Copy out every line in which the string "verified" occurs.

**Input records:**
######
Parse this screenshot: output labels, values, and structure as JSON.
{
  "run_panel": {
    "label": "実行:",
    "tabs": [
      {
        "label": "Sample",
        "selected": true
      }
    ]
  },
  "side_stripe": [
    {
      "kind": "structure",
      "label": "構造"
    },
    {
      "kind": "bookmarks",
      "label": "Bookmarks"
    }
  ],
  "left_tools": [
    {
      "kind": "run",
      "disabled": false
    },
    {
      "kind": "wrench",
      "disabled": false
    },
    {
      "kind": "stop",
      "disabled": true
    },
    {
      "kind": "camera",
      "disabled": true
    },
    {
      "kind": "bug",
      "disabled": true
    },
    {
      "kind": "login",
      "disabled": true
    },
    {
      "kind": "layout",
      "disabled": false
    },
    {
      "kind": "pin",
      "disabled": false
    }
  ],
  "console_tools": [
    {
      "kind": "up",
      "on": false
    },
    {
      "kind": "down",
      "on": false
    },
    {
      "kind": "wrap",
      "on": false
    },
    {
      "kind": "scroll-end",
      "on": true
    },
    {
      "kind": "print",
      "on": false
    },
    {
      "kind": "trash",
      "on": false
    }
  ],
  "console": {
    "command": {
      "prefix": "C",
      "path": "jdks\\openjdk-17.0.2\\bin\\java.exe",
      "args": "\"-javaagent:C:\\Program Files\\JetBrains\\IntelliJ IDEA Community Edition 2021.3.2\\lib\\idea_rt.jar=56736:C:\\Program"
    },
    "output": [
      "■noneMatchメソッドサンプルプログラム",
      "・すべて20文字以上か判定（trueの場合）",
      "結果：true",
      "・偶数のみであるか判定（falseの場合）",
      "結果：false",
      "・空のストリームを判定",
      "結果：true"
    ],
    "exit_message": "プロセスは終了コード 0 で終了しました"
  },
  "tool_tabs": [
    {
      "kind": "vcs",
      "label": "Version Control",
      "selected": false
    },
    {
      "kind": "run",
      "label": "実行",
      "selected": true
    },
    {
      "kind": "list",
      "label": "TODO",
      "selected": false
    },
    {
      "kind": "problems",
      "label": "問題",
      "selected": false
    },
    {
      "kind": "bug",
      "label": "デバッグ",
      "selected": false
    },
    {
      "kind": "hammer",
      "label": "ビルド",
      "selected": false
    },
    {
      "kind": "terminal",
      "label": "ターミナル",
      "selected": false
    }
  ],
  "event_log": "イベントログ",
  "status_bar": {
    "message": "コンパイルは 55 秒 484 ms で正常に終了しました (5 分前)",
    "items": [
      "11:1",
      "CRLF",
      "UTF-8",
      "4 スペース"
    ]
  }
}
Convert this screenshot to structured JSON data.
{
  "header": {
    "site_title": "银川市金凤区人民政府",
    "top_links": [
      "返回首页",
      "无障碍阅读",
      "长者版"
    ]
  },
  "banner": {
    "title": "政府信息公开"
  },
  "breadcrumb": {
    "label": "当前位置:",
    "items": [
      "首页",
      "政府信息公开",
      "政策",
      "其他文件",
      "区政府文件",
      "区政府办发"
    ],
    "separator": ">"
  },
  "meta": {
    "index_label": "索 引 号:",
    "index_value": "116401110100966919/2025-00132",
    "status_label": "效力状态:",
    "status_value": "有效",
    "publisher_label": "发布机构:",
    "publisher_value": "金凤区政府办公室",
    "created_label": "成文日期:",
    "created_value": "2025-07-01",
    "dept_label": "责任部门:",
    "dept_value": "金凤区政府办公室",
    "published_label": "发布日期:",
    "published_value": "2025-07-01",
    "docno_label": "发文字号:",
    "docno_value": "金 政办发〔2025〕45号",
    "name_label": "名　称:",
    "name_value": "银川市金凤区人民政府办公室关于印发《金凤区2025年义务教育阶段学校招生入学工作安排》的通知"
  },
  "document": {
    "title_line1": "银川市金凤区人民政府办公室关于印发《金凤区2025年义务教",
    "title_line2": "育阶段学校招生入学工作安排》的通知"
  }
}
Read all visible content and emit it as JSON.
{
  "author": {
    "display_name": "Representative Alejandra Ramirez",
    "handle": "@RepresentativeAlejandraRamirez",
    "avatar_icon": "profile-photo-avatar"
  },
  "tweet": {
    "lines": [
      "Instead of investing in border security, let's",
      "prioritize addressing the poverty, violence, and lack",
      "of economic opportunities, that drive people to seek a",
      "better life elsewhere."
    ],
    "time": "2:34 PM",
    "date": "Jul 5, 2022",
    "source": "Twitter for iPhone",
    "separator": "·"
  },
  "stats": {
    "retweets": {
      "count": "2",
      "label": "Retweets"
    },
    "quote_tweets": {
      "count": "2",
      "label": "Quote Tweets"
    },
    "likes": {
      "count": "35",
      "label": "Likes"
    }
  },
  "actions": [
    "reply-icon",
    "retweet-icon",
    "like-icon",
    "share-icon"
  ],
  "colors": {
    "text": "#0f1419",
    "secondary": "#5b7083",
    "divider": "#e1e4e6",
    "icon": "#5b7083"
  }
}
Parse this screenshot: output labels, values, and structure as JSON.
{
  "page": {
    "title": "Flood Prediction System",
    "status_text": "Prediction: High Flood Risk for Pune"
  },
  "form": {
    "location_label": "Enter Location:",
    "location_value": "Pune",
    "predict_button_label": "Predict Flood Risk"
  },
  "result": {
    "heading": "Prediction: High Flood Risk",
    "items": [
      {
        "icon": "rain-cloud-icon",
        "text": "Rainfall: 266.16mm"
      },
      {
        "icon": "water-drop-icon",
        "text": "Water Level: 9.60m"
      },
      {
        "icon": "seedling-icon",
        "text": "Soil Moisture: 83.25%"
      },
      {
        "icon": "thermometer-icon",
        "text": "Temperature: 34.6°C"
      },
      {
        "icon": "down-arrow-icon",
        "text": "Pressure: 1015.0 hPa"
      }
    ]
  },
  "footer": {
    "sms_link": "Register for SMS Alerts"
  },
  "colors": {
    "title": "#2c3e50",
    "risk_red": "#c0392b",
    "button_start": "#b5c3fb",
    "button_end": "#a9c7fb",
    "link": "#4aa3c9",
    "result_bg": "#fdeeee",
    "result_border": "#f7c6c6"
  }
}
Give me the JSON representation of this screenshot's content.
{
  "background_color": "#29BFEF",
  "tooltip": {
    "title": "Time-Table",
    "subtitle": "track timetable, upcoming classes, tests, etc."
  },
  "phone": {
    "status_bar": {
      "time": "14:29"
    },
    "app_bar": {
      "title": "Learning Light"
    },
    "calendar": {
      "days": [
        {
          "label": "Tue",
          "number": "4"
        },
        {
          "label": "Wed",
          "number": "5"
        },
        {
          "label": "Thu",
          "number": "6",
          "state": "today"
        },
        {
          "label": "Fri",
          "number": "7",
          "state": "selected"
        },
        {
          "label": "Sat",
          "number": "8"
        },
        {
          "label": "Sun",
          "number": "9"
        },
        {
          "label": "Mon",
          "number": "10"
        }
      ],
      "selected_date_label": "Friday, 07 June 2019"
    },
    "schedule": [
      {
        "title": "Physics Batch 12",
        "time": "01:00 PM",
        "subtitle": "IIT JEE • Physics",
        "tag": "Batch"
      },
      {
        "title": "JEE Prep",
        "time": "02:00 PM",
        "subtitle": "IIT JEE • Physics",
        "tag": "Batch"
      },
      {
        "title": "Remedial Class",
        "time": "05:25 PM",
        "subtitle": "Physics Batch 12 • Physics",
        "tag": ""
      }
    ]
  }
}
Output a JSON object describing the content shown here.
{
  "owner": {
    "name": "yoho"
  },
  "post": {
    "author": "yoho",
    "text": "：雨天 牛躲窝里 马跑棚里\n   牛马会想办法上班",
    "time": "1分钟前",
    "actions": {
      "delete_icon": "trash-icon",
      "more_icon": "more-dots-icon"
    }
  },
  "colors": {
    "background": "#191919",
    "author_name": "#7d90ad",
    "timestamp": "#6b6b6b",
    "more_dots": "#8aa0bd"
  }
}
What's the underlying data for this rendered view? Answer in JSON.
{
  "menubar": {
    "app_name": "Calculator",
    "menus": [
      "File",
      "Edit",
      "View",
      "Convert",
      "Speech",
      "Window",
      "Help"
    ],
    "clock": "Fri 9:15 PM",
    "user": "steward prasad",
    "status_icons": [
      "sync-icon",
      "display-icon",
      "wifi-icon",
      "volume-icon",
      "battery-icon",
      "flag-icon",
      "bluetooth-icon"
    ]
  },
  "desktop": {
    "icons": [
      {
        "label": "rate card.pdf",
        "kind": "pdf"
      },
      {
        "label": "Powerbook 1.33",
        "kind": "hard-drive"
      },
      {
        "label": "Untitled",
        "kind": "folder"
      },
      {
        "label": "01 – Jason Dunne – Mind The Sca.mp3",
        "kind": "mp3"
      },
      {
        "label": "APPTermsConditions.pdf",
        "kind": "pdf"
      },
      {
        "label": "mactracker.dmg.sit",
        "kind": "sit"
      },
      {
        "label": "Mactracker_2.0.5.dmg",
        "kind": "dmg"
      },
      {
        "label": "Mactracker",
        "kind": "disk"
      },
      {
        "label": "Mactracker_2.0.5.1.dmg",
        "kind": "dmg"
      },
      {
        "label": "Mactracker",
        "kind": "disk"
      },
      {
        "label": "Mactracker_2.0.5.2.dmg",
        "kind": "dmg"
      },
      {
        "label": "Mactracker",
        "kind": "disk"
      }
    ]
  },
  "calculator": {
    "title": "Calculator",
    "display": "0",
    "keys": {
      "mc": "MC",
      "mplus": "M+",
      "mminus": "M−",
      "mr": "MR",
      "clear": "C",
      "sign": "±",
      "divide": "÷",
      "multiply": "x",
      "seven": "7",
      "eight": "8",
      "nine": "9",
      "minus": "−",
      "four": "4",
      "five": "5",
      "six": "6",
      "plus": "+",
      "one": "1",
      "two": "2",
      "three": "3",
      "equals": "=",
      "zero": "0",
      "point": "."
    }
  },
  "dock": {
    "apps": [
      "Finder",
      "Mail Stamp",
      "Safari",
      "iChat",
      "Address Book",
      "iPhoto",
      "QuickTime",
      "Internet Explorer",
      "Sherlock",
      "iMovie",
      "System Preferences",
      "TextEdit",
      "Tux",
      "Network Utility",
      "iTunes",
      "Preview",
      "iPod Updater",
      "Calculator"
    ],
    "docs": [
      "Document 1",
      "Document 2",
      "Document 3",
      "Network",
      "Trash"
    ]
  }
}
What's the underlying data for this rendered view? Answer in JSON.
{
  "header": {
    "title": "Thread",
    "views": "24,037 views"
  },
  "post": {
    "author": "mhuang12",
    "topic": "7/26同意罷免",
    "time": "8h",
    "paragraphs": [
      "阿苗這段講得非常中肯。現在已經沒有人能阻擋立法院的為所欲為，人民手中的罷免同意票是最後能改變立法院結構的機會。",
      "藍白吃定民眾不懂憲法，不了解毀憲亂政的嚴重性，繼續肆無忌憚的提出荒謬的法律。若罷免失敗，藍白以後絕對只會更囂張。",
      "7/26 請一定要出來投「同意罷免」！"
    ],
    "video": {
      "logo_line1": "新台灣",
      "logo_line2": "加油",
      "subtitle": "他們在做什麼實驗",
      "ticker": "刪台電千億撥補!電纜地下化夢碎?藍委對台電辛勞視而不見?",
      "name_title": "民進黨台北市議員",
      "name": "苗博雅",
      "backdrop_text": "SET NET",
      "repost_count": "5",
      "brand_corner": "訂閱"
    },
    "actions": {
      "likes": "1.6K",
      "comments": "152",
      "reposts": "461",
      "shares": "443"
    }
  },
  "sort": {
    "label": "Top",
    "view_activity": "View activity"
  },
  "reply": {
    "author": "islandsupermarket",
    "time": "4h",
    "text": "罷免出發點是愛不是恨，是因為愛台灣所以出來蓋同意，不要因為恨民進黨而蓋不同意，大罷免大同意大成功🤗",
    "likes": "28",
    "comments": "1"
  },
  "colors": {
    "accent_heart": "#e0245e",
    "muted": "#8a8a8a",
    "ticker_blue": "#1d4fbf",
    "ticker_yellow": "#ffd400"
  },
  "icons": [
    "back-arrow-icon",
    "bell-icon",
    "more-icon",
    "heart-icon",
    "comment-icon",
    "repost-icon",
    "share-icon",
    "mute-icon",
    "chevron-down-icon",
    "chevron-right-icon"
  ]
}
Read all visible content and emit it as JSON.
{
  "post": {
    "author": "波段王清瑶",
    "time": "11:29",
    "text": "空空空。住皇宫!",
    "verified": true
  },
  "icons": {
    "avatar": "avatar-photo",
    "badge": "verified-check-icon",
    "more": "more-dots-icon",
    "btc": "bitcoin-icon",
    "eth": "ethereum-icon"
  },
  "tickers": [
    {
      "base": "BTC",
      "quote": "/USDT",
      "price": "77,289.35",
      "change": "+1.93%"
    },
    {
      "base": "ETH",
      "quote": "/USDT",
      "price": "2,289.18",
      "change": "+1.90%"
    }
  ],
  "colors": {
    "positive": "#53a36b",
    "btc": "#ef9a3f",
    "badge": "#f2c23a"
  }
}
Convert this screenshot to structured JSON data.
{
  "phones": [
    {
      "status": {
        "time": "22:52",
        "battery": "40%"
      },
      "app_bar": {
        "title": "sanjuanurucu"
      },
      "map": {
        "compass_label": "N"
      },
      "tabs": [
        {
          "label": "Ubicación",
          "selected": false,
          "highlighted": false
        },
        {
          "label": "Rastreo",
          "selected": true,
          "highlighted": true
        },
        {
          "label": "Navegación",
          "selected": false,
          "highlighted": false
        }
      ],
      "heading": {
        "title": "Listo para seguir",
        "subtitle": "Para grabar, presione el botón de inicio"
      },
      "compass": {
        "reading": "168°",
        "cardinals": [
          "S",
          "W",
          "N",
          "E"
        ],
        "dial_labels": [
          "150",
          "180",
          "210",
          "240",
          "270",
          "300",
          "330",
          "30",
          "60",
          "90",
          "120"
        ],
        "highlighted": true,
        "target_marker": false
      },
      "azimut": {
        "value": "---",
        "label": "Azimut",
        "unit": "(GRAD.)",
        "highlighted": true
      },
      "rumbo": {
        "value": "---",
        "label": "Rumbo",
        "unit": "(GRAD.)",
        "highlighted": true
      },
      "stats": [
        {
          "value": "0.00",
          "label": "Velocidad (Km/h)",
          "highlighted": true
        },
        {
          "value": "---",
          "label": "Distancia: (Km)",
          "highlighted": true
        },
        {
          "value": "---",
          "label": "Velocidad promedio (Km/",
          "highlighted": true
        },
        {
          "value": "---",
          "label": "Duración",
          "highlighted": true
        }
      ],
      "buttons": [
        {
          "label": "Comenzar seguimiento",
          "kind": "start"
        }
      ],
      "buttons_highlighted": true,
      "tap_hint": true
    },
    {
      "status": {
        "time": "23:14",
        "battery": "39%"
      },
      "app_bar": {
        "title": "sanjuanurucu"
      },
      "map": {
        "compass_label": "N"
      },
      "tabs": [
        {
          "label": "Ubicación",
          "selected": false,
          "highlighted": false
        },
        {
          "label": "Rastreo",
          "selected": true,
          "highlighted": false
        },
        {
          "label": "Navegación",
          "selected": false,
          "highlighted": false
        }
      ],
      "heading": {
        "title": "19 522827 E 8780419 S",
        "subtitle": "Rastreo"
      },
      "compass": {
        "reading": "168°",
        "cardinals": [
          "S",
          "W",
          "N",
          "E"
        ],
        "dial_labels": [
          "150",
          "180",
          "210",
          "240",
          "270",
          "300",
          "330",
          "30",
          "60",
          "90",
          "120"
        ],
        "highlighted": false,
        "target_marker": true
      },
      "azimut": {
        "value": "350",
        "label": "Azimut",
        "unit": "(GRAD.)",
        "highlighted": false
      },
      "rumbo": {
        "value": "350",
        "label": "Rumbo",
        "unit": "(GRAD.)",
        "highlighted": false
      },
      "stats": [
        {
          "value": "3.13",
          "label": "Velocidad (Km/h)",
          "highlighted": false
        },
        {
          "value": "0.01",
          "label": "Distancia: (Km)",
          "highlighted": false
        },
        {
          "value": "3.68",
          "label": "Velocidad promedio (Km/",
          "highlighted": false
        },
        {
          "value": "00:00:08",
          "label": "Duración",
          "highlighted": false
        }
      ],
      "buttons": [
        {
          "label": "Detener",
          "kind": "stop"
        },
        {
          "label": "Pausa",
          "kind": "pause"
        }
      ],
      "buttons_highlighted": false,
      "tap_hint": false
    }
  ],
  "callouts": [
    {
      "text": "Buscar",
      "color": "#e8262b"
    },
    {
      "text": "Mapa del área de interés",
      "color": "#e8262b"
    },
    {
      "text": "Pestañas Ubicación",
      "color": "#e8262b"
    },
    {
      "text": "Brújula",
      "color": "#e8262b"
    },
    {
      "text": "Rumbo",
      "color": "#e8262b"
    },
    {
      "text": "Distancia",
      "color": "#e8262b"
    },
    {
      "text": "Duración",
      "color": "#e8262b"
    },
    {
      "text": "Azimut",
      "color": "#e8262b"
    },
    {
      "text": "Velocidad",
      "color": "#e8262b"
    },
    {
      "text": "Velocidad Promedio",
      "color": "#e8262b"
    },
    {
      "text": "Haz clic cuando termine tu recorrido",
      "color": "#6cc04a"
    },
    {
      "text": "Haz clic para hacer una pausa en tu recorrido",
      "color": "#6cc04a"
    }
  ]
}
######
**Correct answer:**
    "verified": true
    "badge": "verified-check-icon",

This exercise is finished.